Figure dataset records:
- - - - - - -

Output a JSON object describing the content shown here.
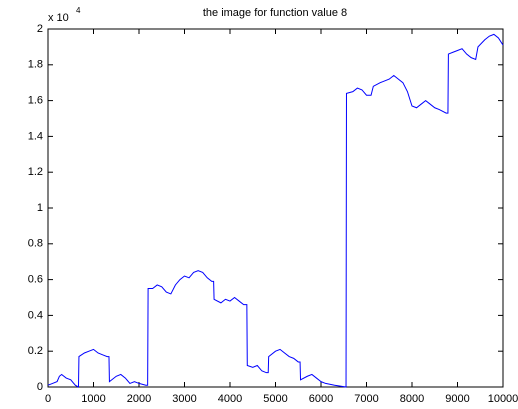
{
  "chart_data": {
    "type": "line",
    "title": "the image for function value 8",
    "multiplier": {
      "base": "x 10",
      "exponent": "4"
    },
    "x": [
      0,
      100,
      200,
      250,
      300,
      400,
      500,
      600,
      670,
      680,
      800,
      900,
      1000,
      1100,
      1200,
      1300,
      1340,
      1350,
      1500,
      1600,
      1700,
      1800,
      1900,
      2000,
      2150,
      2190,
      2200,
      2300,
      2400,
      2500,
      2600,
      2700,
      2800,
      2900,
      3000,
      3100,
      3200,
      3300,
      3400,
      3500,
      3600,
      3640,
      3650,
      3800,
      3900,
      4000,
      4100,
      4200,
      4300,
      4370,
      4380,
      4500,
      4600,
      4700,
      4800,
      4840,
      4850,
      5000,
      5100,
      5200,
      5300,
      5400,
      5500,
      5540,
      5550,
      5700,
      5800,
      5900,
      6000,
      6100,
      6300,
      6550,
      6560,
      6700,
      6800,
      6900,
      7000,
      7100,
      7150,
      7300,
      7500,
      7600,
      7700,
      7800,
      7900,
      8000,
      8100,
      8200,
      8300,
      8400,
      8500,
      8600,
      8750,
      8790,
      8800,
      8900,
      9000,
      9100,
      9200,
      9300,
      9400,
      9450,
      9600,
      9700,
      9800,
      9900,
      10000
    ],
    "values": [
      0.01,
      0.02,
      0.03,
      0.06,
      0.07,
      0.05,
      0.04,
      0.01,
      0,
      0.17,
      0.19,
      0.2,
      0.21,
      0.19,
      0.18,
      0.17,
      0.17,
      0.03,
      0.06,
      0.07,
      0.05,
      0.02,
      0.03,
      0.02,
      0.01,
      0.01,
      0.55,
      0.55,
      0.57,
      0.56,
      0.53,
      0.52,
      0.57,
      0.6,
      0.62,
      0.61,
      0.64,
      0.65,
      0.64,
      0.61,
      0.59,
      0.59,
      0.49,
      0.47,
      0.49,
      0.48,
      0.5,
      0.48,
      0.46,
      0.46,
      0.12,
      0.11,
      0.12,
      0.09,
      0.08,
      0.08,
      0.17,
      0.2,
      0.21,
      0.19,
      0.17,
      0.16,
      0.14,
      0.14,
      0.04,
      0.06,
      0.07,
      0.05,
      0.03,
      0.02,
      0.01,
      0,
      1.64,
      1.65,
      1.67,
      1.66,
      1.63,
      1.63,
      1.68,
      1.7,
      1.72,
      1.74,
      1.72,
      1.7,
      1.65,
      1.57,
      1.56,
      1.58,
      1.6,
      1.58,
      1.56,
      1.55,
      1.53,
      1.53,
      1.86,
      1.87,
      1.88,
      1.89,
      1.86,
      1.84,
      1.83,
      1.9,
      1.94,
      1.96,
      1.97,
      1.95,
      1.91
    ],
    "color": "#0000ff",
    "xlim": [
      0,
      10000
    ],
    "xticks": [
      0,
      1000,
      2000,
      3000,
      4000,
      5000,
      6000,
      7000,
      8000,
      9000,
      10000
    ],
    "ylim": [
      0,
      2
    ],
    "yticks": [
      0,
      0.2,
      0.4,
      0.6,
      0.8,
      1,
      1.2,
      1.4,
      1.6,
      1.8,
      2
    ],
    "grid": false
  }
}
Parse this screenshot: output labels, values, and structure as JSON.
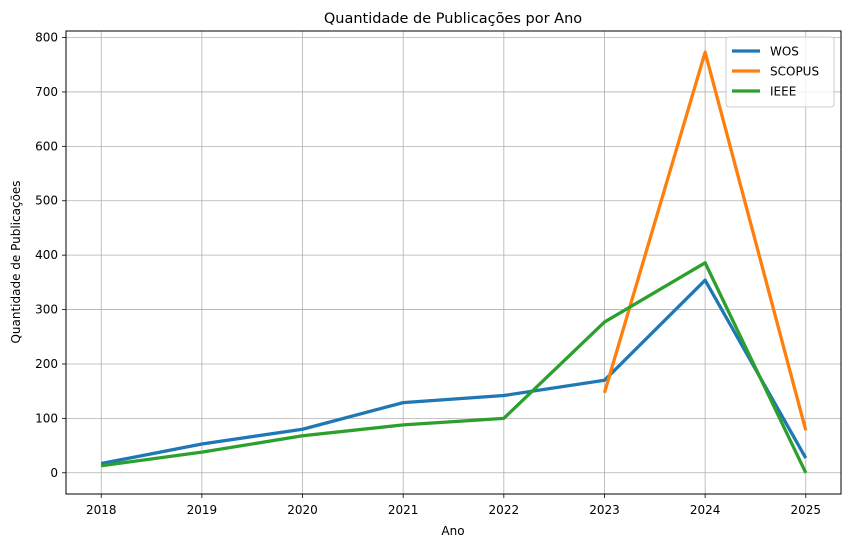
{
  "chart_data": {
    "type": "line",
    "title": "Quantidade de Publicações por Ano",
    "xlabel": "Ano",
    "ylabel": "Quantidade de Publicações",
    "x": [
      2018,
      2019,
      2020,
      2021,
      2022,
      2023,
      2024,
      2025
    ],
    "xticks": [
      "2018",
      "2019",
      "2020",
      "2021",
      "2022",
      "2023",
      "2024",
      "2025"
    ],
    "yticks": [
      "0",
      "100",
      "200",
      "300",
      "400",
      "500",
      "600",
      "700",
      "800"
    ],
    "xlim": [
      2017.65,
      2025.35
    ],
    "ylim": [
      -39,
      812
    ],
    "grid": true,
    "legend_position": "top-right",
    "series": [
      {
        "name": "WOS",
        "color": "#1f77b4",
        "x": [
          2018,
          2019,
          2020,
          2021,
          2022,
          2023,
          2024,
          2025
        ],
        "values": [
          17,
          53,
          80,
          129,
          142,
          170,
          354,
          27
        ]
      },
      {
        "name": "SCOPUS",
        "color": "#ff7f0e",
        "x": [
          2023,
          2024,
          2025
        ],
        "values": [
          147,
          773,
          78
        ]
      },
      {
        "name": "IEEE",
        "color": "#2ca02c",
        "x": [
          2018,
          2019,
          2020,
          2021,
          2022,
          2023,
          2024,
          2025
        ],
        "values": [
          13,
          38,
          68,
          88,
          100,
          277,
          386,
          0
        ]
      }
    ]
  }
}
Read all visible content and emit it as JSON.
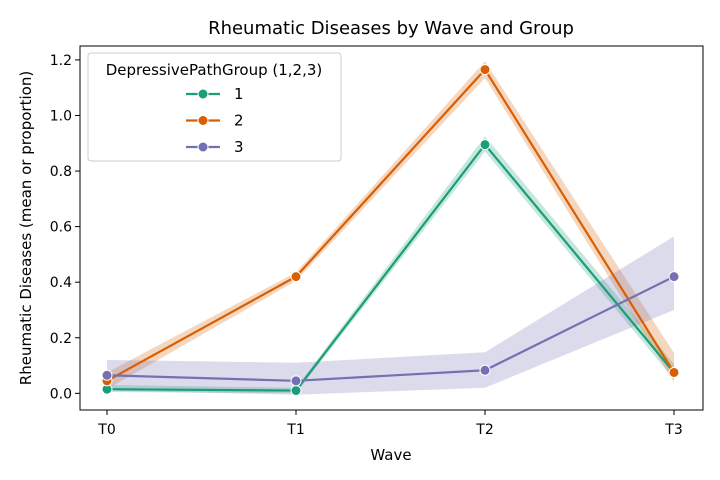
{
  "chart_data": {
    "type": "line",
    "title": "Rheumatic Diseases by Wave and Group",
    "xlabel": "Wave",
    "ylabel": "Rheumatic Diseases (mean or proportion)",
    "categories": [
      "T0",
      "T1",
      "T2",
      "T3"
    ],
    "ylim": [
      -0.06,
      1.25
    ],
    "yticks": [
      0.0,
      0.2,
      0.4,
      0.6,
      0.8,
      1.0,
      1.2
    ],
    "ytick_labels": [
      "0.0",
      "0.2",
      "0.4",
      "0.6",
      "0.8",
      "1.0",
      "1.2"
    ],
    "grid": false,
    "legend": {
      "title": "DepressivePathGroup (1,2,3)",
      "placement": "top-left"
    },
    "series": [
      {
        "name": "1",
        "color": "#1b9e77",
        "values": [
          0.015,
          0.01,
          0.895,
          0.075
        ],
        "ci_low": [
          0.005,
          0.0,
          0.87,
          0.05
        ],
        "ci_high": [
          0.03,
          0.02,
          0.925,
          0.105
        ]
      },
      {
        "name": "2",
        "color": "#d95f02",
        "values": [
          0.045,
          0.42,
          1.165,
          0.075
        ],
        "ci_low": [
          0.015,
          0.405,
          1.135,
          0.04
        ],
        "ci_high": [
          0.075,
          0.435,
          1.195,
          0.145
        ]
      },
      {
        "name": "3",
        "color": "#7570b3",
        "values": [
          0.065,
          0.045,
          0.083,
          0.42
        ],
        "ci_low": [
          0.01,
          -0.005,
          0.02,
          0.3
        ],
        "ci_high": [
          0.12,
          0.11,
          0.148,
          0.565
        ]
      }
    ]
  }
}
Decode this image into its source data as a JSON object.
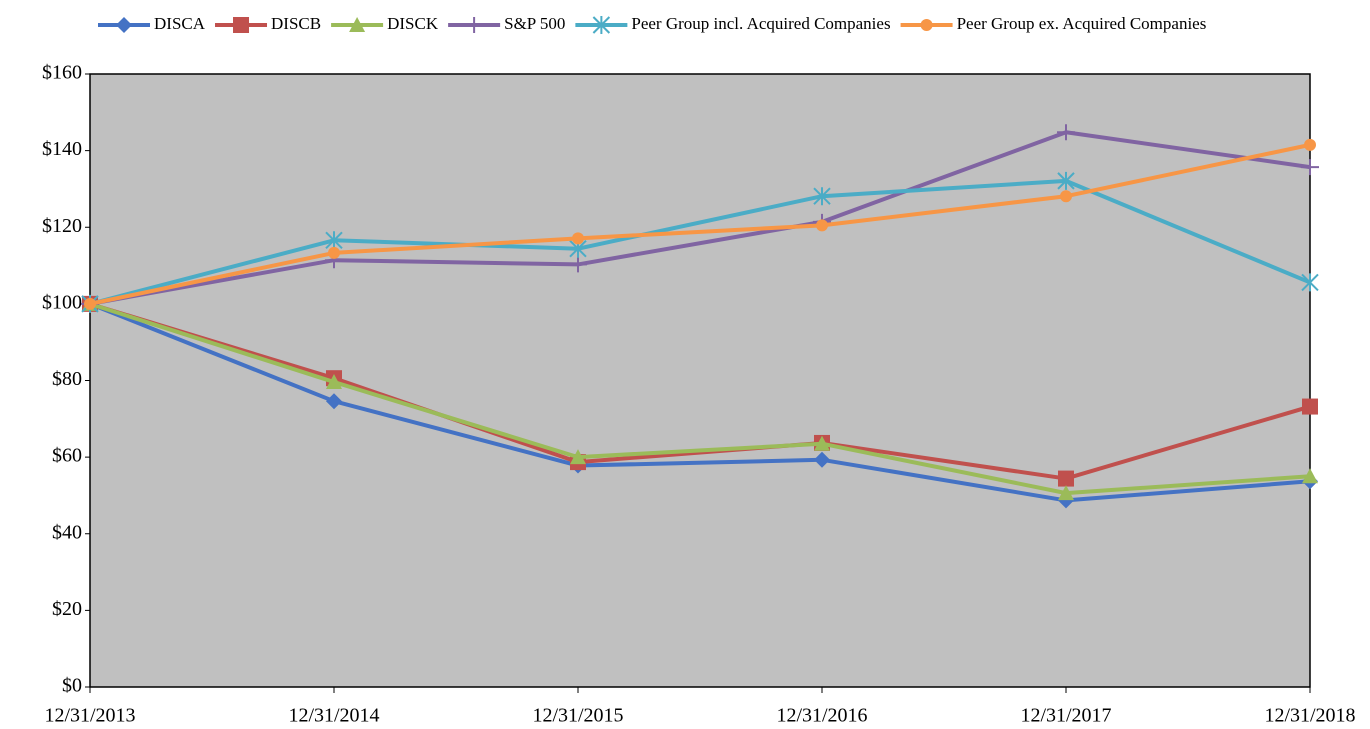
{
  "chart_data": {
    "type": "line",
    "categories": [
      "12/31/2013",
      "12/31/2014",
      "12/31/2015",
      "12/31/2016",
      "12/31/2017",
      "12/31/2018"
    ],
    "series": [
      {
        "name": "DISCA",
        "color": "#4472c4",
        "marker": "diamond",
        "values": [
          100,
          74.6,
          57.8,
          59.3,
          48.7,
          53.7
        ]
      },
      {
        "name": "DISCB",
        "color": "#c0504d",
        "marker": "square",
        "values": [
          100,
          80.6,
          58.7,
          63.7,
          54.4,
          73.2
        ]
      },
      {
        "name": "DISCK",
        "color": "#9bbb59",
        "marker": "triangle",
        "values": [
          100,
          79.6,
          60.0,
          63.5,
          50.6,
          55.0
        ]
      },
      {
        "name": "S&P 500",
        "color": "#8064a2",
        "marker": "dash",
        "values": [
          100,
          111.4,
          110.3,
          121.4,
          144.8,
          135.7
        ]
      },
      {
        "name": "Peer Group incl. Acquired Companies",
        "color": "#4bacc6",
        "marker": "star",
        "values": [
          100,
          116.6,
          114.4,
          128.1,
          132.1,
          105.6
        ]
      },
      {
        "name": "Peer Group ex. Acquired Companies",
        "color": "#f79646",
        "marker": "circle",
        "values": [
          100,
          113.3,
          117.1,
          120.5,
          128.1,
          141.5
        ]
      }
    ],
    "ylim": [
      0,
      160
    ],
    "yticks": [
      {
        "value": 0,
        "label": "$0"
      },
      {
        "value": 20,
        "label": "$20"
      },
      {
        "value": 40,
        "label": "$40"
      },
      {
        "value": 60,
        "label": "$60"
      },
      {
        "value": 80,
        "label": "$80"
      },
      {
        "value": 100,
        "label": "$100"
      },
      {
        "value": 120,
        "label": "$120"
      },
      {
        "value": 140,
        "label": "$140"
      },
      {
        "value": 160,
        "label": "$160"
      }
    ],
    "plot_background": "#c0c0c0",
    "legend": "top"
  }
}
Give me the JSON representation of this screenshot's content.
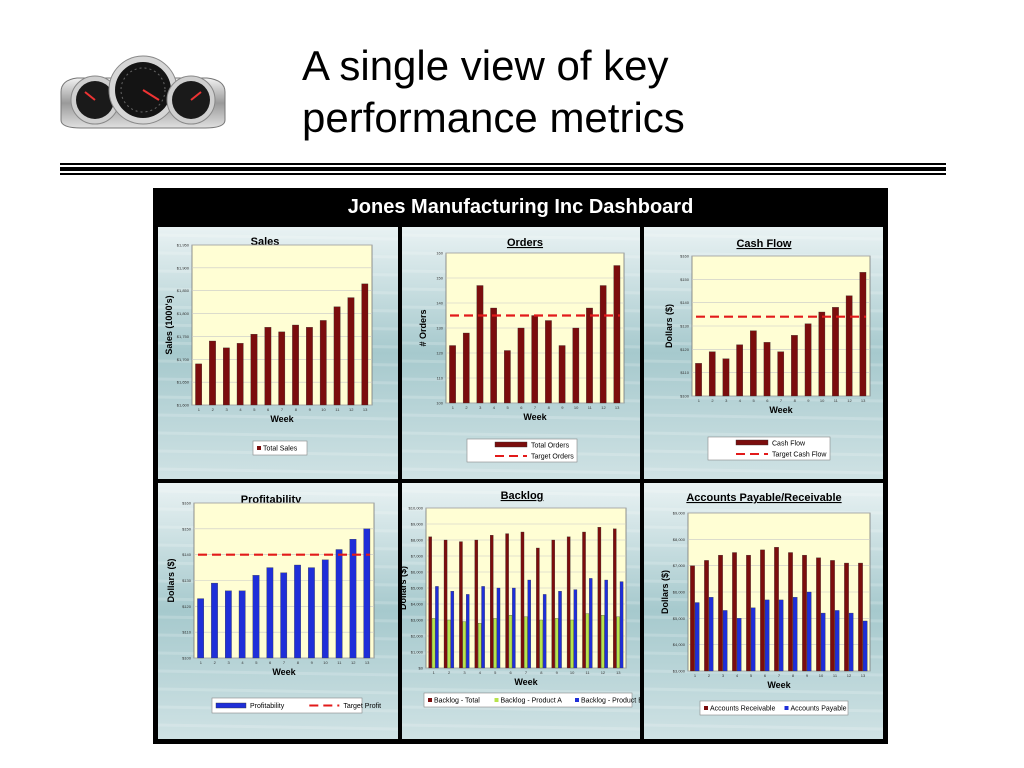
{
  "slide": {
    "title_line1": "A single view of key",
    "title_line2": "performance metrics"
  },
  "dashboard": {
    "title": "Jones Manufacturing Inc Dashboard"
  },
  "colors": {
    "maroon": "#7b0d0d",
    "blue": "#1f2fd8",
    "green": "#b7e34c",
    "target_red": "#e21a1a",
    "plot_bg": "#fffed4"
  },
  "chart_data": [
    {
      "id": "sales",
      "type": "bar",
      "title": "Sales",
      "xlabel": "Week",
      "ylabel": "Sales (1000's)",
      "categories": [
        "1",
        "2",
        "3",
        "4",
        "5",
        "6",
        "7",
        "8",
        "9",
        "10",
        "11",
        "12",
        "13"
      ],
      "ylim": [
        1600,
        1950
      ],
      "yticks": [
        "$1,600",
        "$1,650",
        "$1,700",
        "$1,750",
        "$1,800",
        "$1,850",
        "$1,900",
        "$1,950"
      ],
      "series": [
        {
          "name": "Total Sales",
          "values": [
            1690,
            1740,
            1725,
            1735,
            1755,
            1770,
            1760,
            1775,
            1770,
            1785,
            1815,
            1835,
            1865
          ],
          "color": "#7b0d0d"
        }
      ],
      "legend_position": "bottom"
    },
    {
      "id": "orders",
      "type": "bar",
      "title": "Orders",
      "xlabel": "Week",
      "ylabel": "# Orders",
      "categories": [
        "1",
        "2",
        "3",
        "4",
        "5",
        "6",
        "7",
        "8",
        "9",
        "10",
        "11",
        "12",
        "13"
      ],
      "ylim": [
        100,
        160
      ],
      "yticks": [
        "100",
        "110",
        "120",
        "130",
        "140",
        "150",
        "160"
      ],
      "series": [
        {
          "name": "Total Orders",
          "values": [
            123,
            128,
            147,
            138,
            121,
            130,
            135,
            133,
            123,
            130,
            138,
            147,
            155
          ],
          "color": "#7b0d0d"
        }
      ],
      "target": {
        "name": "Target Orders",
        "value": 135
      },
      "legend_position": "bottom"
    },
    {
      "id": "cashflow",
      "type": "bar",
      "title": "Cash Flow",
      "xlabel": "Week",
      "ylabel": "Dollars ($)",
      "categories": [
        "1",
        "2",
        "3",
        "4",
        "5",
        "6",
        "7",
        "8",
        "9",
        "10",
        "11",
        "12",
        "13"
      ],
      "ylim": [
        100,
        160
      ],
      "yticks": [
        "$100",
        "$110",
        "$120",
        "$130",
        "$140",
        "$150",
        "$160"
      ],
      "series": [
        {
          "name": "Cash Flow",
          "values": [
            114,
            119,
            116,
            122,
            128,
            123,
            119,
            126,
            131,
            136,
            138,
            143,
            153
          ],
          "color": "#7b0d0d"
        }
      ],
      "target": {
        "name": "Target Cash Flow",
        "value": 134
      },
      "legend_position": "bottom"
    },
    {
      "id": "profitability",
      "type": "bar",
      "title": "Profitability",
      "xlabel": "Week",
      "ylabel": "Dollars ($)",
      "categories": [
        "1",
        "2",
        "3",
        "4",
        "5",
        "6",
        "7",
        "8",
        "9",
        "10",
        "11",
        "12",
        "13"
      ],
      "ylim": [
        100,
        160
      ],
      "yticks": [
        "$100",
        "$110",
        "$120",
        "$130",
        "$140",
        "$150",
        "$160"
      ],
      "series": [
        {
          "name": "Profitability",
          "values": [
            123,
            129,
            126,
            126,
            132,
            135,
            133,
            136,
            135,
            138,
            142,
            146,
            150
          ],
          "color": "#1f2fd8"
        }
      ],
      "target": {
        "name": "Target Profit",
        "value": 140
      },
      "legend_position": "bottom"
    },
    {
      "id": "backlog",
      "type": "bar",
      "title": "Backlog",
      "xlabel": "Week",
      "ylabel": "Dollars ($)",
      "categories": [
        "1",
        "2",
        "3",
        "4",
        "5",
        "6",
        "7",
        "8",
        "9",
        "10",
        "11",
        "12",
        "13"
      ],
      "ylim": [
        0,
        10000
      ],
      "yticks": [
        "$0",
        "$1,000",
        "$2,000",
        "$3,000",
        "$4,000",
        "$5,000",
        "$6,000",
        "$7,000",
        "$8,000",
        "$9,000",
        "$10,000"
      ],
      "series": [
        {
          "name": "Backlog - Total",
          "values": [
            8200,
            8000,
            7900,
            8000,
            8300,
            8400,
            8500,
            7500,
            8000,
            8200,
            8500,
            8800,
            8700
          ],
          "color": "#7b0d0d"
        },
        {
          "name": "Backlog - Product A",
          "values": [
            3100,
            3000,
            2900,
            2800,
            3100,
            3300,
            3200,
            3000,
            3100,
            3000,
            3400,
            3300,
            3200
          ],
          "color": "#b7e34c"
        },
        {
          "name": "Backlog - Product B",
          "values": [
            5100,
            4800,
            4600,
            5100,
            5000,
            5000,
            5500,
            4600,
            4800,
            4900,
            5600,
            5500,
            5400
          ],
          "color": "#1f2fd8"
        }
      ],
      "legend_position": "bottom"
    },
    {
      "id": "apar",
      "type": "bar",
      "title": "Accounts Payable/Receivable",
      "xlabel": "Week",
      "ylabel": "Dollars ($)",
      "categories": [
        "1",
        "2",
        "3",
        "4",
        "5",
        "6",
        "7",
        "8",
        "9",
        "10",
        "11",
        "12",
        "13"
      ],
      "ylim": [
        3000,
        9000
      ],
      "yticks": [
        "$3,000",
        "$4,000",
        "$5,000",
        "$6,000",
        "$7,000",
        "$8,000",
        "$9,000"
      ],
      "series": [
        {
          "name": "Accounts Receivable",
          "values": [
            7000,
            7200,
            7400,
            7500,
            7400,
            7600,
            7700,
            7500,
            7400,
            7300,
            7200,
            7100,
            7100
          ],
          "color": "#7b0d0d"
        },
        {
          "name": "Accounts Payable",
          "values": [
            5600,
            5800,
            5300,
            5000,
            5400,
            5700,
            5700,
            5800,
            6000,
            5200,
            5300,
            5200,
            4900
          ],
          "color": "#1f2fd8"
        }
      ],
      "legend_position": "bottom"
    }
  ]
}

- - - - - - -

Description of the task: Work out how many lines in the records above contain the word "object", and give only that number.

Exercise answer: 2